====== Texte extrait ======

Par Jean-Louis Santini
Le trouble du déficit de l'attention (TDAH), qui apparaît en général à l'enfance et peut persister plus tard dans la vie, peut également se manifester à l'âge adulte, révèlent pour la première fois deux vastes études menées au Royaume-Uni et au Brésil.
Un recours fréquent à la marijuana
Le TDAH, dont les symptômes sont la difficulté à se concentrer, l'hyperactivité et l'impulsivité, est l'un des troubles du comportement les plus fréquents chez les enfants, soulignent ces chercheurs dont les travaux paraissent en ligne mercredi dans la revue médicale américaine JAMA Psychiatry. Des scientifiques de l'Institut de psychiatrie, de psychologie et de neuroscience du King's College de Londres ont constaté que près de 70% des jeunes adultes souffrant du TDAH dans le groupe étudié n'avaient jamais été diagnostiqués quand ils étaient enfants. Quand le TDAH apparaît seulement à l'âge adulte, ses symptômes sont souvent plus sévères et handicapant et s'accompagnent aussi d'autres problèmes de santé mentale, relèvent les chercheurs. Ce trouble est souvent lié à un quotient intellectuel plus faible chez les enfants et pour ceux chez qui ce problème persiste adulte, il se manifeste par des difficultés dans les activités scolaires ou professionnelles, les relations avec la famille et les amis, une anxiété générale et un recours fréquent à la marijuana, notent-ils.
Jamais de symptômes dans l'enfance
Ces résultats, qui pourraient indiquer des causes différentes de ce trouble chez les enfants et les adultes, ont été confirmés par une étude menée indépendamment au Brésil. Les chercheurs brésiliens ont aussi identifié une importante proportion d'adultes souffrant du TDAH qui n'avaient jamais eu de symptômes dans leur enfance. Ces deux études confortent également des résultats de précédents travaux effectués sur un groupe d'adultes en Nouvelle-Zélande. Pour la professeur Louise Arseneault, du King's College, l'un des principaux auteurs de l'étude anglaise, son étude apporte des éléments inédits « sur le développement et l'apparition du TDAH tout en soulevant de nombreuses questions sur l'apparition de ce trouble à l'âge adulte ». Selon la Dr Jessica Agnew-Blais, également chercheuse au King's College et co-auteure de l'étude, « ce trouble de l'attention pourrait avoir été masqué enfant par un environnement familial protecteur ou pourrait s'expliquer par d'autre déficits de santé mentale ou de santé en général ».

====== Informations fournies ======

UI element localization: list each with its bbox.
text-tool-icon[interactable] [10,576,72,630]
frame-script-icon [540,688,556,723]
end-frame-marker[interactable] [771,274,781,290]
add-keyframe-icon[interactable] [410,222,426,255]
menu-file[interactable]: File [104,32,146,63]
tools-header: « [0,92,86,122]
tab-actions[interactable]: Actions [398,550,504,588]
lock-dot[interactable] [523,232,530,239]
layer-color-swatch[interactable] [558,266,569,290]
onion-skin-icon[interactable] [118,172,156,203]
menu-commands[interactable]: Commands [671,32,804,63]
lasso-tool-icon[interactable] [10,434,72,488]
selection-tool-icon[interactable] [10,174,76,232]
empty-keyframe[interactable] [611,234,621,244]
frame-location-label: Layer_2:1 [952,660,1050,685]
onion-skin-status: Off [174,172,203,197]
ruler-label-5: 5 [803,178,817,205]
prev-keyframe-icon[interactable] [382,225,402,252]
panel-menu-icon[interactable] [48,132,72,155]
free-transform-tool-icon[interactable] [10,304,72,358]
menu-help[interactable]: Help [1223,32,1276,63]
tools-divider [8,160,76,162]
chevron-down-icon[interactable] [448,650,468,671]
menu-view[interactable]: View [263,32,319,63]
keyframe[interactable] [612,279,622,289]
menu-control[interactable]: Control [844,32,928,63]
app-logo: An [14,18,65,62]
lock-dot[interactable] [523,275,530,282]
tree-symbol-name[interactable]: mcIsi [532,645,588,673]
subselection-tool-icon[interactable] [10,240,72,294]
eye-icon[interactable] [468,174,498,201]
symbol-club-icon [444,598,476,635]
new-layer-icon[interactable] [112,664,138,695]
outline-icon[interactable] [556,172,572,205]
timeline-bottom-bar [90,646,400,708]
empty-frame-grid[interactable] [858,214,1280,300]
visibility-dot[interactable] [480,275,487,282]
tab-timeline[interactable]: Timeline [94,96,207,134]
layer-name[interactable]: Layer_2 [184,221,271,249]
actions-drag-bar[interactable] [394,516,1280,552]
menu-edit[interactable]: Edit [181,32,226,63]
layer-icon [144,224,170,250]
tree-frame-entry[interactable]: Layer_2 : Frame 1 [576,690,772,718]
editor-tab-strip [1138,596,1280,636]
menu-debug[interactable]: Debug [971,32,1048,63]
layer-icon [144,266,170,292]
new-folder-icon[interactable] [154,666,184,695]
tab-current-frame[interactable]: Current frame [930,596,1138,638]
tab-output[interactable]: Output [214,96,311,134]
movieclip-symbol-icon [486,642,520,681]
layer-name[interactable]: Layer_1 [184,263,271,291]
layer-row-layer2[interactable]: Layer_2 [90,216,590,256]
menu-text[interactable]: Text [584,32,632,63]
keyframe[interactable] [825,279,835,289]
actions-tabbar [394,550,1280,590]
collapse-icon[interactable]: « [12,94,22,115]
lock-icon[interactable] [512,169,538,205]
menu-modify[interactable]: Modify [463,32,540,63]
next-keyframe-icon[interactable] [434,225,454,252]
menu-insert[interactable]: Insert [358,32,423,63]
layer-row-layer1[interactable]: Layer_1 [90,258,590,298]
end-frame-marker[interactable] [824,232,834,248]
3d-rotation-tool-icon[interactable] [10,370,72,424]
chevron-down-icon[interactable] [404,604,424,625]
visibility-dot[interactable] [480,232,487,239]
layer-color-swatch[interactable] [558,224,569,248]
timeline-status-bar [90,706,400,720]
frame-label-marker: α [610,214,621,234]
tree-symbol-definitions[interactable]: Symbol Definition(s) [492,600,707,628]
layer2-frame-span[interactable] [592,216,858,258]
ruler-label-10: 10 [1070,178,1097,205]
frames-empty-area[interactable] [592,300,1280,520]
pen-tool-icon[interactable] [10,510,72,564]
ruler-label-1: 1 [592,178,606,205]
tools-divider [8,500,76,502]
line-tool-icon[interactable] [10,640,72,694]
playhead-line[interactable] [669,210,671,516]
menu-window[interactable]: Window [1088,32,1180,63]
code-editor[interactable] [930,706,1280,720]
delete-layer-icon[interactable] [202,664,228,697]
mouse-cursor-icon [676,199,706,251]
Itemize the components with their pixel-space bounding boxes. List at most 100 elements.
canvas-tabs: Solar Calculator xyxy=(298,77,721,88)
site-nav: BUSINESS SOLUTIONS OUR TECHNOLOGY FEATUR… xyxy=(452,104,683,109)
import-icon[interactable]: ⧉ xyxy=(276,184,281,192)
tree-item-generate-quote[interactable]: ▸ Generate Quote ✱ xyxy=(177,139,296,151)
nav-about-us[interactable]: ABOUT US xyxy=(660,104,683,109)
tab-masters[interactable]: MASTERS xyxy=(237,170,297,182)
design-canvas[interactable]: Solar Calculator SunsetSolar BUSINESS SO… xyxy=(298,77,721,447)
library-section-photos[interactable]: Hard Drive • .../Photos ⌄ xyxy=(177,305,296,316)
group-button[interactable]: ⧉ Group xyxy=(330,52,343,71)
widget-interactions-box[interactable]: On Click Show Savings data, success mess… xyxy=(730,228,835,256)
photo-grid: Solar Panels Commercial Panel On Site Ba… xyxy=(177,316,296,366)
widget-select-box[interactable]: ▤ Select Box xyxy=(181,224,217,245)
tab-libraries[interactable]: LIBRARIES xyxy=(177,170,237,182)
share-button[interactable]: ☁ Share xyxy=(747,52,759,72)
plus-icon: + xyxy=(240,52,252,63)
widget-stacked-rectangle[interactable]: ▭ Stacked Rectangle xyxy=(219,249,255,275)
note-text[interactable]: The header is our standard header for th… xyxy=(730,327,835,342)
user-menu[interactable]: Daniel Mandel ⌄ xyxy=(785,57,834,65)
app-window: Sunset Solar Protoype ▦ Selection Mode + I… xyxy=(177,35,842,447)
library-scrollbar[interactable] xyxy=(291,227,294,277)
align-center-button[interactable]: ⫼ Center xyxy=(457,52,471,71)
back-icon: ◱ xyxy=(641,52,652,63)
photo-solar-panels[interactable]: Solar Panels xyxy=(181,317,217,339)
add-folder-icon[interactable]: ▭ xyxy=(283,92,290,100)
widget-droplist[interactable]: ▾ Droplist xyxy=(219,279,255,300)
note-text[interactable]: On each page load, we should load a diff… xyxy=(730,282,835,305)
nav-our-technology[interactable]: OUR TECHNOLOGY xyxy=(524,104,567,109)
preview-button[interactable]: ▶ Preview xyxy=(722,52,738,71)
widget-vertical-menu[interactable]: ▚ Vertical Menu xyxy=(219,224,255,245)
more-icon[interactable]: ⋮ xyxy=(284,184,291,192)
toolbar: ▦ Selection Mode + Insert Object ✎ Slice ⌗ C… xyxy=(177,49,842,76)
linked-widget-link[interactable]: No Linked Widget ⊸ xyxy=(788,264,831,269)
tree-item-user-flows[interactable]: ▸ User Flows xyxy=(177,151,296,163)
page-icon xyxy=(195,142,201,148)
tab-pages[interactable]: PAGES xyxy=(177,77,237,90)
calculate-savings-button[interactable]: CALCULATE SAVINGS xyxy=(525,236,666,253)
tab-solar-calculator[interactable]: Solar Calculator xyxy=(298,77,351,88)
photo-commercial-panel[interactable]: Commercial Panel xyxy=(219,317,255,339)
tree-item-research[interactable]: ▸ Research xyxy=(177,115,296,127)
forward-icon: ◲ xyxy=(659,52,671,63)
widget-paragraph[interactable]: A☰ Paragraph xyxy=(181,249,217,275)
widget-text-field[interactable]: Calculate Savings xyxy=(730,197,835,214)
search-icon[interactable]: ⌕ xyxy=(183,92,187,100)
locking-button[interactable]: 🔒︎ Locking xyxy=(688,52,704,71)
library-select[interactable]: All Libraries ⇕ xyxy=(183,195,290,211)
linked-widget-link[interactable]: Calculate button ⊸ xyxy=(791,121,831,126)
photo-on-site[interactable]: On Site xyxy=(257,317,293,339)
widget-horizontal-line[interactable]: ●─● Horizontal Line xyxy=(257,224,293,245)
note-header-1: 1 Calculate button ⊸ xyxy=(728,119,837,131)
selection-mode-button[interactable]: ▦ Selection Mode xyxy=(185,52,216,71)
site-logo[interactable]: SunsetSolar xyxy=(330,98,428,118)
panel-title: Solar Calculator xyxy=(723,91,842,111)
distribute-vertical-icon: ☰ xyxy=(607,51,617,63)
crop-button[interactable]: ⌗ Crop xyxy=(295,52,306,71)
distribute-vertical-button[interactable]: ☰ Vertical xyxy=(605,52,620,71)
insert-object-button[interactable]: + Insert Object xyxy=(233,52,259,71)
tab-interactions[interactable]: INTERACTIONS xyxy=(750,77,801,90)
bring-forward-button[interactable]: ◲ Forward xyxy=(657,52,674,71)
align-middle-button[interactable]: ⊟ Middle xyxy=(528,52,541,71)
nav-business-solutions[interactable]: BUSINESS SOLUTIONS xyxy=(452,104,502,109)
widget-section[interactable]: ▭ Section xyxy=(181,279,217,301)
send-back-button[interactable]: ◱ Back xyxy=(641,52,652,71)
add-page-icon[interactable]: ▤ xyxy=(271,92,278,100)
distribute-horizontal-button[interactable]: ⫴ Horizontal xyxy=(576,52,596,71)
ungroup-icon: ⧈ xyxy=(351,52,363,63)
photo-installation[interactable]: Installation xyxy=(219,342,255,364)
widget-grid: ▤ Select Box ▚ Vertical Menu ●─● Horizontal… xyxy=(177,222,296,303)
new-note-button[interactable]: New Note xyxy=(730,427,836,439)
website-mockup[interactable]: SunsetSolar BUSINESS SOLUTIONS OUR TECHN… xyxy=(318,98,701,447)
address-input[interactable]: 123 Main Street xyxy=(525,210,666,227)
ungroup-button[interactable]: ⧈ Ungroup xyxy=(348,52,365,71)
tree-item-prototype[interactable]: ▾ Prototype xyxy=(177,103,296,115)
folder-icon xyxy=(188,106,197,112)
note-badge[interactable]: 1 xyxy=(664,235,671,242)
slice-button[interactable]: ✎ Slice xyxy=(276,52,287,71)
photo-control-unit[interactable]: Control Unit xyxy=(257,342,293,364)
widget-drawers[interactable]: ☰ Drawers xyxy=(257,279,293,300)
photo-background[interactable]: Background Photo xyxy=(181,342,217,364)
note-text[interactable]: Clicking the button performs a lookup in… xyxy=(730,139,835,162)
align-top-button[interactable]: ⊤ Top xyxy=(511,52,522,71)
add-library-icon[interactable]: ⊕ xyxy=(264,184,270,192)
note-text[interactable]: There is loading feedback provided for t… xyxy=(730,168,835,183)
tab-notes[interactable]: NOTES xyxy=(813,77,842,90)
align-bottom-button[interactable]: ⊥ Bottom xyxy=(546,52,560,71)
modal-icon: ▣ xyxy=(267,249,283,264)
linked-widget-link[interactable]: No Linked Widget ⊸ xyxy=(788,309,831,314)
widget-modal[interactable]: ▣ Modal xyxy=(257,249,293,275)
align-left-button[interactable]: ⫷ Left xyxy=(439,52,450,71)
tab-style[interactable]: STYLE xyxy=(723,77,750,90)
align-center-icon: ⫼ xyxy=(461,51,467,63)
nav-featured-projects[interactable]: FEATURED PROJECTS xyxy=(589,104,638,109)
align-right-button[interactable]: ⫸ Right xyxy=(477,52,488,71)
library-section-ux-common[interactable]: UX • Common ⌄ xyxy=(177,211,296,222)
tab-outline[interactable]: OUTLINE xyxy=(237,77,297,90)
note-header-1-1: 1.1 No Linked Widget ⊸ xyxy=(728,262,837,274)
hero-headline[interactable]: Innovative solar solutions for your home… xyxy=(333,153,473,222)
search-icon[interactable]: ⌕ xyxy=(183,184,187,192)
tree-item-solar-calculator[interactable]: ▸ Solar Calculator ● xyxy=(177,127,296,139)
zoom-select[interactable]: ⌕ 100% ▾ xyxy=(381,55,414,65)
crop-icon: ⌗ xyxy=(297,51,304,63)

======

§ **Travail demandé**
A. Reproduisez tout le passage de l'article sur le TDAH qui va de « Par Jean-Louis Santini » jusqu'à « et au Brésil. ».
B. Les affirmations suivantes sont-elles conformes à l'article sur le TDAH ? Répondez par oui ou par non et citez les mots du texte qui permettent de trancher.
(i) Dans le groupe étudié à Londres, près de 70 % des jeunes adultes atteints de TDAH n'avaient jamais été diagnostiqués dans leur enfance.
(ii) Les travaux paraissent dans une revue médicale britannique.
(iii) L'étude brésilienne a été conduite en collaboration avec les chercheurs du King's College.
C. Prolongez l'article sur le TDAH au-delà de sa dernière phrase.

§ **Réponses fournies**
A.
Par Jean-Louis Santini
Le trouble du déficit de l'attention (TDAH), qui apparaît en général à l'enfance et peut persister plus tard dans la vie, peut également se manifester à l'âge adulte, révèlent pour la première fois deux vastes études menées au Royaume-Uni et au Brésil.

B.
(i) Oui : « près de 70% des jeunes adultes souffrant du TDAH dans le groupe étudié n'avaient jamais été diagnostiqués quand ils étaient enfants ».
(ii) Non : « la revue médicale américaine JAMA Psychiatry ».
(iii) Non : « une étude menée indépendamment au Brésil ».

C.
Moins héréditaire à l'âge adulte
« Nous pensons qu'il est important de continuer les recherches pour déterminer les causes de cette apparition tardive du TDAH », estime-t-elle. L'étude britannique a porté sur plus de 2 200 jumeaux dont les symptômes du TDAH ont été évalués entre cinq et douze ans, en interrogeant les mères et à partir des évaluations scolaires. Quant aux jeunes adultes, ils ont été interrogés à partir de 18 ans pour établir un diagnostic et déceler d'autres problèmes mentaux éventuels. Sur les 166 adultes souffrant du trouble de l'attention identifiés dans ce groupe, 112 (soit 67,5%) n'en avaient pas les symptômes dans leur enfance. Ces chercheurs ont observé que ces personnes atteintes tardivement du TDAH extériorisaient moins leurs problèmes et avaient un quotient intellectuel plus élevé quand ils étaient enfants que ceux atteints de ce trouble dans l'enfance et qui persiste adulte. Ils ont aussi constaté que ce trouble était moins héréditaire quand il apparaît à l'âge adulte que dans l'enfance.
Bouleversement dans notre compréhension du TDAH
L'étude brésilienne menée par le Dr Luis Augusto Rohde, de l'hôpital Clinicas de Porto Alegre (HCPA), a examiné les données qui concernaient 5 249 personnes nées en 1993 et suivies jusqu'à 18 ou 19 ans. Les auteurs ont déterminé que 8,9% d'entre elles ont été diagnostiquées du TDAH à onze ans et 6,3% à 18 ou 19 ans. Sur les 393 enfants avec ce trouble à 11 ans, 60 (soit 15,3%) ont continué à en souffrir adultes. « Ces deux études étendues suggèrent un bouleversement dans notre compréhension du trouble de l'attention et de l'hyperactivité », estiment dans un éditorial le Dr Stephen Faraone de la Suny Upstate Medical University à Syracuse (New York) et le Dr Joseph Biederman, de la faculté de médecine de Harvard à Boston (Massachusetts). Selon les dernières estimations, 6,4 millions (11%) des enfants en âge d'être scolarisés aux Etats-Unis ont été diagnostiqués du trouble de l'attention. Environ 4,4% des adultes seraient affectés.